*WRITTEN INSTRUCTION:* Take each line containing the word "Matti" and copy it.

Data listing
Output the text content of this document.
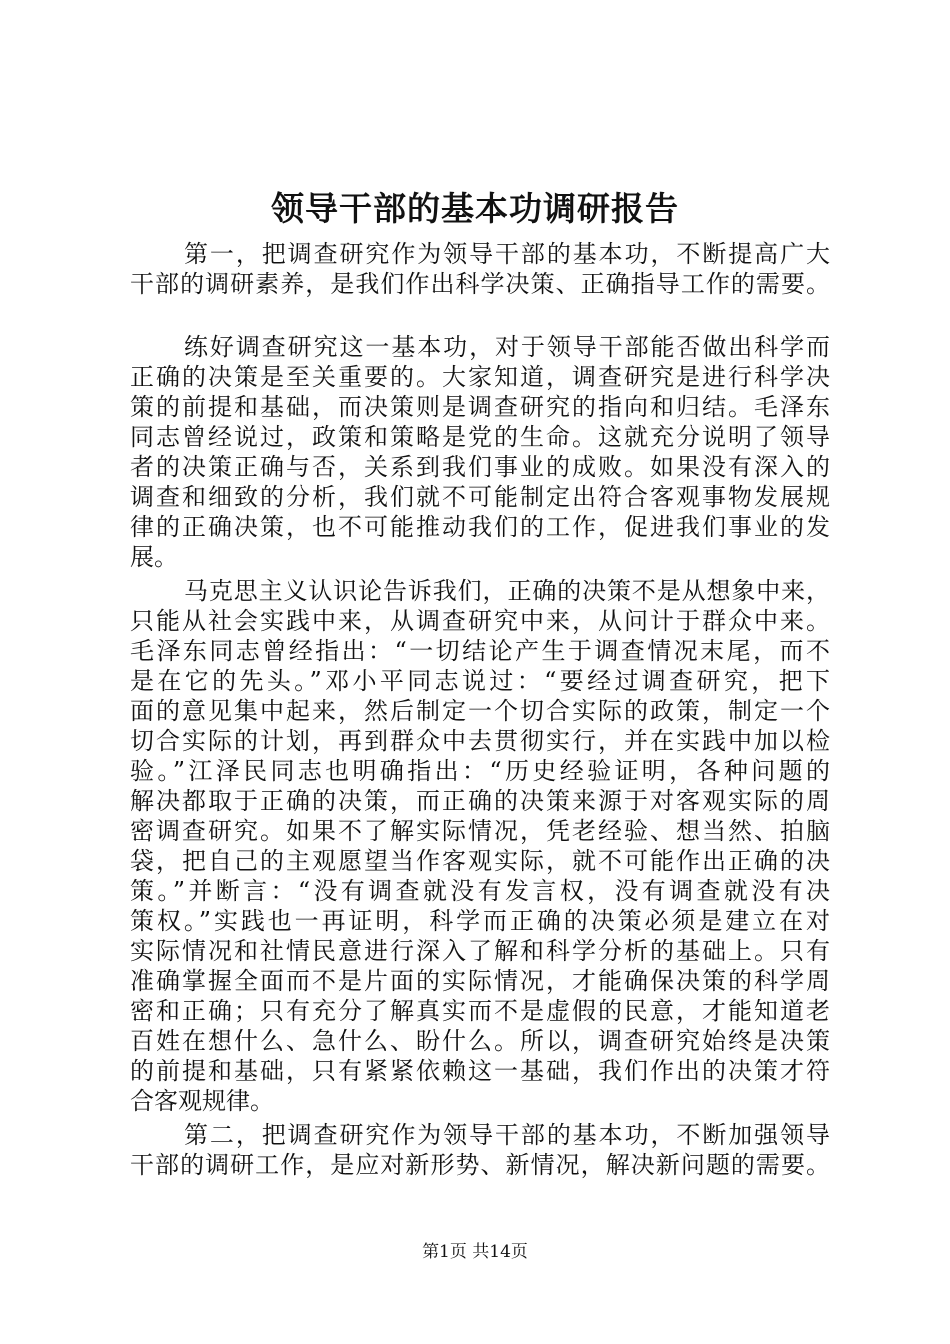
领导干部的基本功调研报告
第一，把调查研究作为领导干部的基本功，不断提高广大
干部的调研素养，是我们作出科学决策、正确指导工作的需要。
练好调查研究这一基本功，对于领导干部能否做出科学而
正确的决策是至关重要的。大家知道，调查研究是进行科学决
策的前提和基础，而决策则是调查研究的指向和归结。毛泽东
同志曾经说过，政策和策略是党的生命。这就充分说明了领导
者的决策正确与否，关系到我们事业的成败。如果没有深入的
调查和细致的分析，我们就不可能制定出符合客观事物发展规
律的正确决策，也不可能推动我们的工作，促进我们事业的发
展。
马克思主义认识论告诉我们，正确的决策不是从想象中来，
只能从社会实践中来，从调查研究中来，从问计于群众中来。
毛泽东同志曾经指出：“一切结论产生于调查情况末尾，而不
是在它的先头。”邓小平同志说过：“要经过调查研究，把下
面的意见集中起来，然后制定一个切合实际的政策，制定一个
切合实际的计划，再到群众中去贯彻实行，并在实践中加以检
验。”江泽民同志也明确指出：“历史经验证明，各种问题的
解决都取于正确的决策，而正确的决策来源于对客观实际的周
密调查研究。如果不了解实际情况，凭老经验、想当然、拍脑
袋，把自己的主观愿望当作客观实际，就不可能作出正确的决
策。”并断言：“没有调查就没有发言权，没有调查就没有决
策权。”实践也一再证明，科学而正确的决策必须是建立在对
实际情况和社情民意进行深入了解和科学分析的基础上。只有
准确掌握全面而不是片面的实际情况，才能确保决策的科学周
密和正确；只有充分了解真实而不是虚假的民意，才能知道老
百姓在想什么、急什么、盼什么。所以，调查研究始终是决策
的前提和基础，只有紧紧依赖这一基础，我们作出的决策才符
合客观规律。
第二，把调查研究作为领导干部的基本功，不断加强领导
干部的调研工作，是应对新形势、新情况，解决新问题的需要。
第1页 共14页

* * *

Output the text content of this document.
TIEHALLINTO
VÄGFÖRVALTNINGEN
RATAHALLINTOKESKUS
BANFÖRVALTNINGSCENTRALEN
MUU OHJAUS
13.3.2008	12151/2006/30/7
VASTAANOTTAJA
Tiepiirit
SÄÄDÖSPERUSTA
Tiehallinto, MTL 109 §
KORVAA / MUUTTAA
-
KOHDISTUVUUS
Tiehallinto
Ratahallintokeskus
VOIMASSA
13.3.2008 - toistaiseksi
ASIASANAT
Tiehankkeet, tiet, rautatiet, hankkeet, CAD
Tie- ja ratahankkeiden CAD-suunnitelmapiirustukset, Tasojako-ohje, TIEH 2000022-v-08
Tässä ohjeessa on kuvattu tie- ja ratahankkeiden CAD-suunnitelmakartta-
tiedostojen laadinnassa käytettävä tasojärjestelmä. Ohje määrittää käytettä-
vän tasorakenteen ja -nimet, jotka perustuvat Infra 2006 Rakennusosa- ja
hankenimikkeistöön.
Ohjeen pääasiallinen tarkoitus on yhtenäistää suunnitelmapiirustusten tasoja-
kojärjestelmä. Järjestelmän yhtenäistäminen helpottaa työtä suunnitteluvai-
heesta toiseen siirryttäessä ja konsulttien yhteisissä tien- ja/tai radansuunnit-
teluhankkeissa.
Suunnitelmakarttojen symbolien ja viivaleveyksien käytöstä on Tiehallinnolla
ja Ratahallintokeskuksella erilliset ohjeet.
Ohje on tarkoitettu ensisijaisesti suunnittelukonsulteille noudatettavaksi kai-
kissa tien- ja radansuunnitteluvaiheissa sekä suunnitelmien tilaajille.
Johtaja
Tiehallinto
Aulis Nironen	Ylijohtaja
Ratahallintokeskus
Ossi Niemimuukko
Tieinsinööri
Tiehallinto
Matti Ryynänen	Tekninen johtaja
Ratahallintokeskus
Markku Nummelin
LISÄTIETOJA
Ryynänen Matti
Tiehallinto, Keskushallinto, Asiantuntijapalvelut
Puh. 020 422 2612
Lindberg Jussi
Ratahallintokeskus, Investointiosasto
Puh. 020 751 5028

*EXERCISE OUTPUT:*
Matti Ryynänen	Tekninen johtaja
Ryynänen Matti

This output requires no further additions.